> _EXERCISE_: For the entries below, how many lines include the word "type"? Give the figure and nothing more.

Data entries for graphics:
____

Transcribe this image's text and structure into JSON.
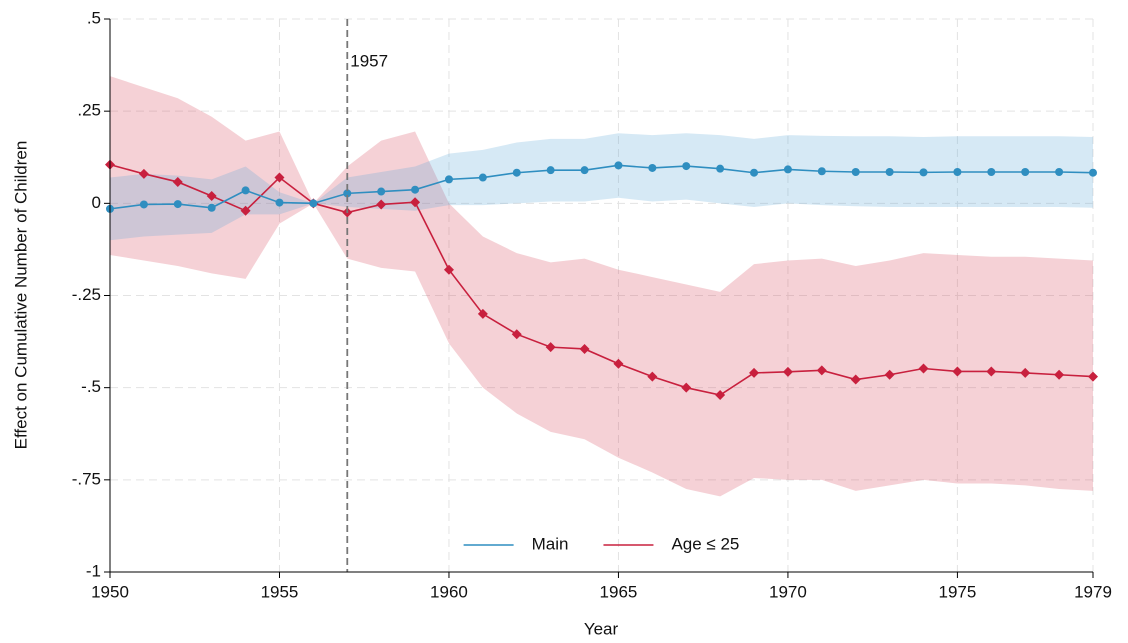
{
  "chart_data": {
    "type": "line",
    "x_label": "Year",
    "y_label": "Effect on Cumulative Number of Children",
    "x": [
      1950,
      1951,
      1952,
      1953,
      1954,
      1955,
      1956,
      1957,
      1958,
      1959,
      1960,
      1961,
      1962,
      1963,
      1964,
      1965,
      1966,
      1967,
      1968,
      1969,
      1970,
      1971,
      1972,
      1973,
      1974,
      1975,
      1976,
      1977,
      1978,
      1979
    ],
    "xlim": [
      1950,
      1979
    ],
    "xticks": [
      1950,
      1955,
      1960,
      1965,
      1970,
      1975,
      1979
    ],
    "ylim": [
      -1,
      0.5
    ],
    "yticks": [
      {
        "value": -1,
        "label": "-1"
      },
      {
        "value": -0.75,
        "label": "-.75"
      },
      {
        "value": -0.5,
        "label": "-.5"
      },
      {
        "value": -0.25,
        "label": "-.25"
      },
      0,
      {
        "value": 0.25,
        "label": ".25"
      },
      {
        "value": 0.5,
        "label": ".5"
      }
    ],
    "grid": true,
    "legend_position": "bottom-center",
    "annotations": [
      {
        "x": 1957
      }
    ],
    "series": [
      {
        "name": "Age ≤ 25",
        "color": "#c8203e",
        "band_color": "#d9485a",
        "marker": "diamond",
        "values": [
          0.105,
          0.08,
          0.058,
          0.02,
          -0.02,
          0.07,
          0,
          -0.025,
          -0.003,
          0.003,
          -0.18,
          -0.3,
          -0.355,
          -0.39,
          -0.395,
          -0.435,
          -0.47,
          -0.5,
          -0.52,
          -0.46,
          -0.457,
          -0.453,
          -0.478,
          -0.465,
          -0.448,
          -0.456,
          -0.456,
          -0.46,
          -0.465,
          -0.47
        ],
        "upper": [
          0.345,
          0.315,
          0.285,
          0.235,
          0.17,
          0.195,
          0,
          0.1,
          0.17,
          0.195,
          0.0,
          -0.09,
          -0.135,
          -0.16,
          -0.15,
          -0.18,
          -0.2,
          -0.22,
          -0.24,
          -0.165,
          -0.155,
          -0.15,
          -0.17,
          -0.155,
          -0.135,
          -0.14,
          -0.145,
          -0.145,
          -0.15,
          -0.155
        ],
        "lower": [
          -0.14,
          -0.155,
          -0.17,
          -0.19,
          -0.205,
          -0.055,
          0,
          -0.15,
          -0.175,
          -0.185,
          -0.38,
          -0.5,
          -0.57,
          -0.62,
          -0.64,
          -0.69,
          -0.73,
          -0.775,
          -0.795,
          -0.745,
          -0.75,
          -0.75,
          -0.78,
          -0.765,
          -0.75,
          -0.76,
          -0.76,
          -0.765,
          -0.775,
          -0.78
        ]
      },
      {
        "name": "Main",
        "color": "#2f8ec0",
        "band_color": "#5aa8d8",
        "marker": "circle",
        "values": [
          -0.015,
          -0.003,
          -0.002,
          -0.012,
          0.035,
          0.002,
          0,
          0.027,
          0.032,
          0.037,
          0.065,
          0.07,
          0.083,
          0.09,
          0.09,
          0.103,
          0.096,
          0.101,
          0.094,
          0.083,
          0.092,
          0.087,
          0.085,
          0.085,
          0.084,
          0.085,
          0.085,
          0.085,
          0.085,
          0.083
        ],
        "upper": [
          0.07,
          0.08,
          0.075,
          0.065,
          0.1,
          0.03,
          0,
          0.07,
          0.085,
          0.1,
          0.135,
          0.145,
          0.165,
          0.175,
          0.175,
          0.19,
          0.185,
          0.19,
          0.185,
          0.175,
          0.185,
          0.183,
          0.182,
          0.182,
          0.18,
          0.182,
          0.182,
          0.182,
          0.182,
          0.18
        ],
        "lower": [
          -0.1,
          -0.09,
          -0.085,
          -0.08,
          -0.03,
          -0.03,
          0,
          -0.01,
          -0.015,
          -0.02,
          -0.005,
          -0.005,
          0.0,
          0.005,
          0.005,
          0.015,
          0.005,
          0.01,
          0.0,
          -0.01,
          0.0,
          -0.005,
          -0.008,
          -0.01,
          -0.01,
          -0.01,
          -0.01,
          -0.01,
          -0.01,
          -0.012
        ]
      }
    ]
  }
}
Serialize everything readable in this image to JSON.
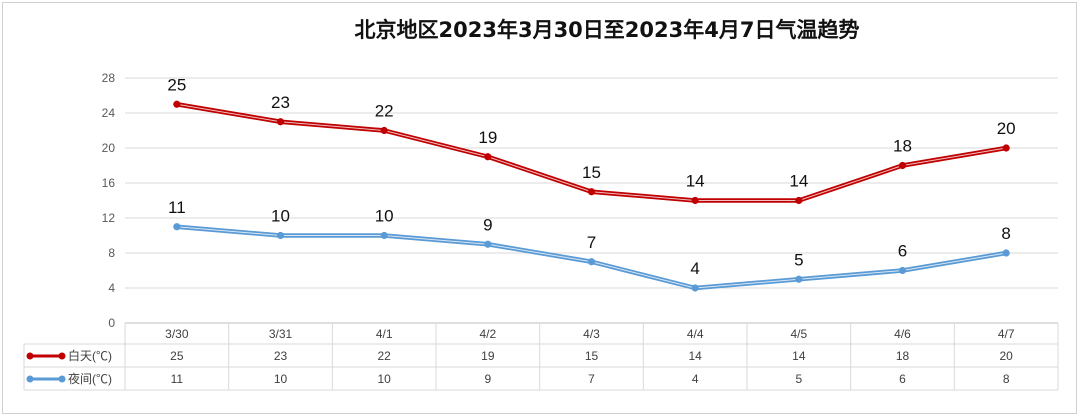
{
  "chart_data": {
    "type": "line",
    "title": "北京地区2023年3月30日至2023年4月7日气温趋势",
    "categories": [
      "3/30",
      "3/31",
      "4/1",
      "4/2",
      "4/3",
      "4/4",
      "4/5",
      "4/6",
      "4/7"
    ],
    "ylim": [
      0,
      28
    ],
    "yticks": [
      0,
      4,
      8,
      12,
      16,
      20,
      24,
      28
    ],
    "grid": true,
    "legend": "data-table-left",
    "series": [
      {
        "name": "白天(℃)",
        "color": "#c00000",
        "values": [
          25,
          23,
          22,
          19,
          15,
          14,
          14,
          18,
          20
        ]
      },
      {
        "name": "夜间(℃)",
        "color": "#5b9bd5",
        "values": [
          11,
          10,
          10,
          9,
          7,
          4,
          5,
          6,
          8
        ]
      }
    ]
  }
}
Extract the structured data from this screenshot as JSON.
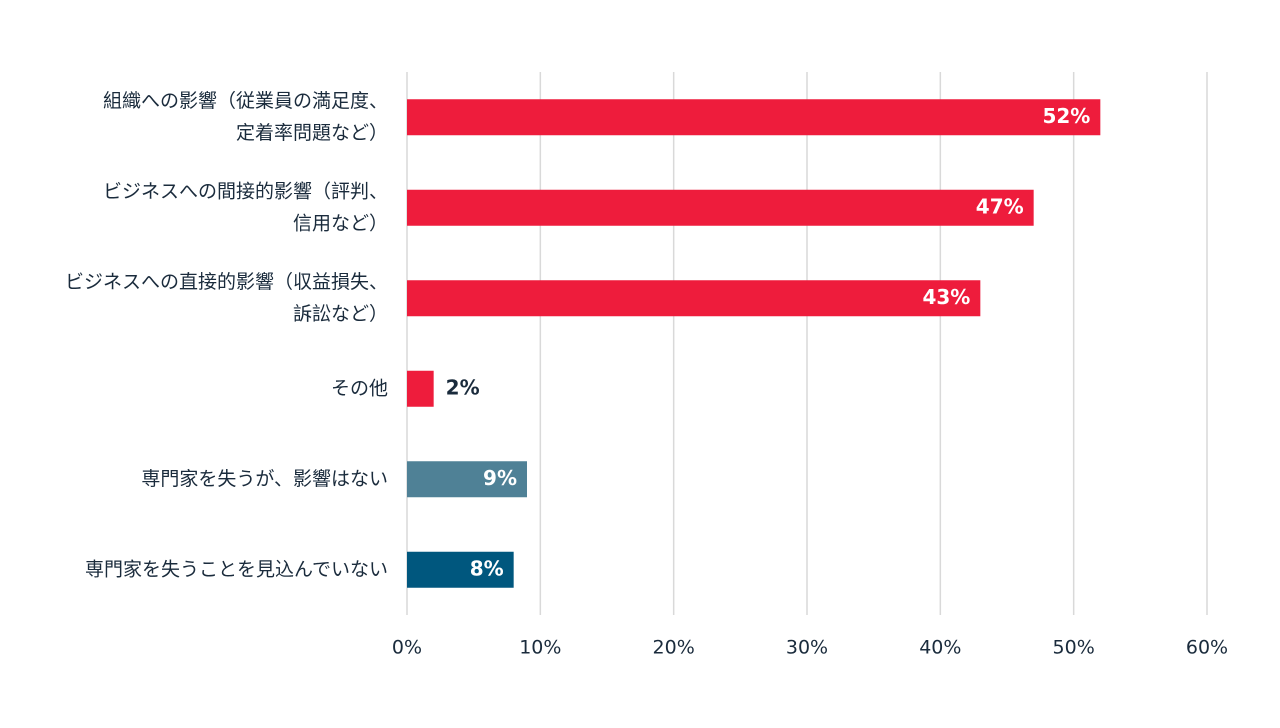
{
  "chart_data": {
    "type": "hbar",
    "categories": [
      [
        "組織への影響（従業員の満足度、",
        "定着率問題など）"
      ],
      [
        "ビジネスへの間接的影響（評判、",
        "信用など）"
      ],
      [
        "ビジネスへの直接的影響（収益損失、",
        "訴訟など）"
      ],
      [
        "その他"
      ],
      [
        "専門家を失うが、影響はない"
      ],
      [
        "専門家を失うことを見込んでいない"
      ]
    ],
    "values": [
      52,
      47,
      43,
      2,
      9,
      8
    ],
    "value_labels": [
      "52%",
      "47%",
      "43%",
      "2%",
      "9%",
      "8%"
    ],
    "colors": [
      "#ee1c3c",
      "#ee1c3c",
      "#ee1c3c",
      "#ee1c3c",
      "#4f8196",
      "#00577e"
    ],
    "xlim": [
      0,
      60
    ],
    "xticks": [
      {
        "value": 0,
        "label": "0%"
      },
      {
        "value": 10,
        "label": "10%"
      },
      {
        "value": 20,
        "label": "20%"
      },
      {
        "value": 30,
        "label": "30%"
      },
      {
        "value": 40,
        "label": "40%"
      },
      {
        "value": 50,
        "label": "50%"
      },
      {
        "value": 60,
        "label": "60%"
      }
    ],
    "grid": true
  }
}
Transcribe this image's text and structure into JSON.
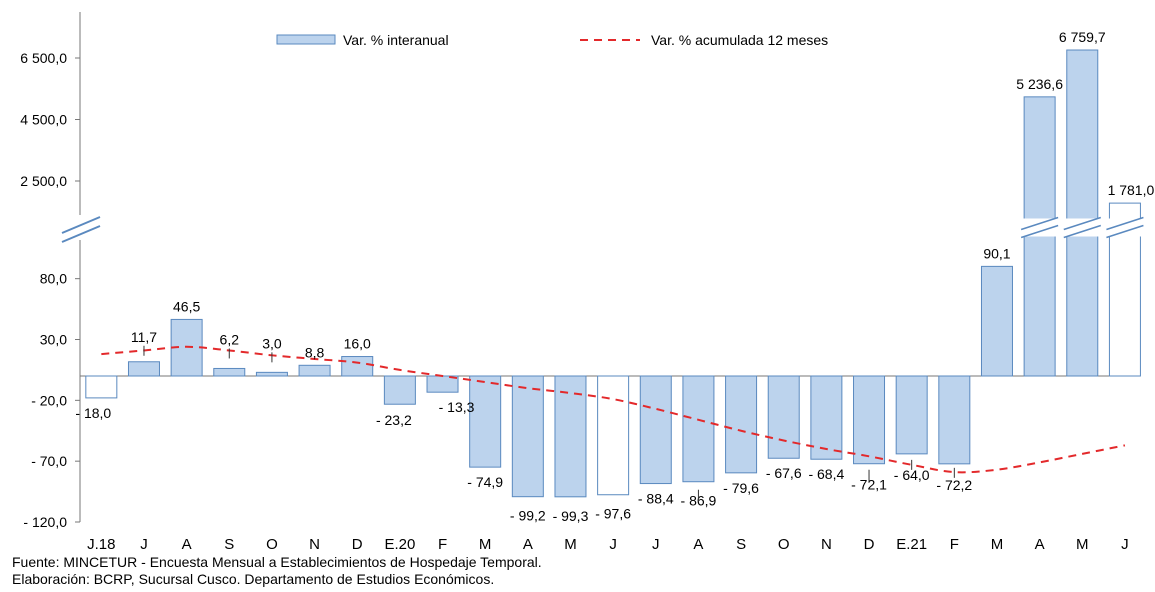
{
  "chart_data": {
    "type": "bar",
    "categories": [
      "J.18",
      "J",
      "A",
      "S",
      "O",
      "N",
      "D",
      "E.20",
      "F",
      "M",
      "A",
      "M",
      "J",
      "J",
      "A",
      "S",
      "O",
      "N",
      "D",
      "E.21",
      "F",
      "M",
      "A",
      "M",
      "J"
    ],
    "series": [
      {
        "name": "Var. % interanual",
        "type": "bar",
        "values": [
          -18.0,
          11.7,
          46.5,
          6.2,
          3.0,
          8.8,
          16.0,
          -23.2,
          -13.3,
          -74.9,
          -99.2,
          -99.3,
          -97.6,
          -88.4,
          -86.9,
          -79.6,
          -67.6,
          -68.4,
          -72.1,
          -64.0,
          -72.2,
          90.1,
          5236.6,
          6759.7,
          1781.0
        ],
        "labels": [
          "- 18,0",
          "11,7",
          "46,5",
          "6,2",
          "3,0",
          "8,8",
          "16,0",
          "- 23,2",
          "- 13,3",
          "- 74,9",
          "- 99,2",
          "- 99,3",
          "- 97,6",
          "- 88,4",
          "- 86,9",
          "- 79,6",
          "- 67,6",
          "- 68,4",
          "- 72,1",
          "- 64,0",
          "- 72,2",
          "90,1",
          "5 236,6",
          "6 759,7",
          "1 781,0"
        ],
        "outlined": [
          0,
          12,
          24
        ],
        "color": "#bcd3ed"
      },
      {
        "name": "Var. % acumulada 12 meses",
        "type": "line",
        "style": "dashed",
        "color": "#e3292b",
        "values": [
          18,
          21,
          24,
          21,
          17,
          14,
          11,
          5,
          0,
          -5,
          -10,
          -14,
          -19,
          -27,
          -36,
          -45,
          -53,
          -60,
          -66,
          -73,
          -79,
          -77,
          -71,
          -64,
          -57
        ]
      }
    ],
    "y_ticks": [
      "6 500,0",
      "4 500,0",
      "2 500,0",
      "80,0",
      "30,0",
      "- 20,0",
      "- 70,0",
      "- 120,0"
    ],
    "lower_ylim": [
      -120,
      100
    ],
    "upper_ylim": [
      1000,
      7000
    ],
    "axis_break": true,
    "legend": "top",
    "colors": {
      "bar_fill": "#bcd3ed",
      "bar_stroke": "#5a89bf",
      "line": "#e3292b"
    }
  },
  "source": {
    "line1": "Fuente: MINCETUR - Encuesta Mensual a Establecimientos de Hospedaje Temporal.",
    "line2": "Elaboración: BCRP, Sucursal Cusco. Departamento de Estudios Económicos."
  }
}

____

> _WORKED ANSWER_: 6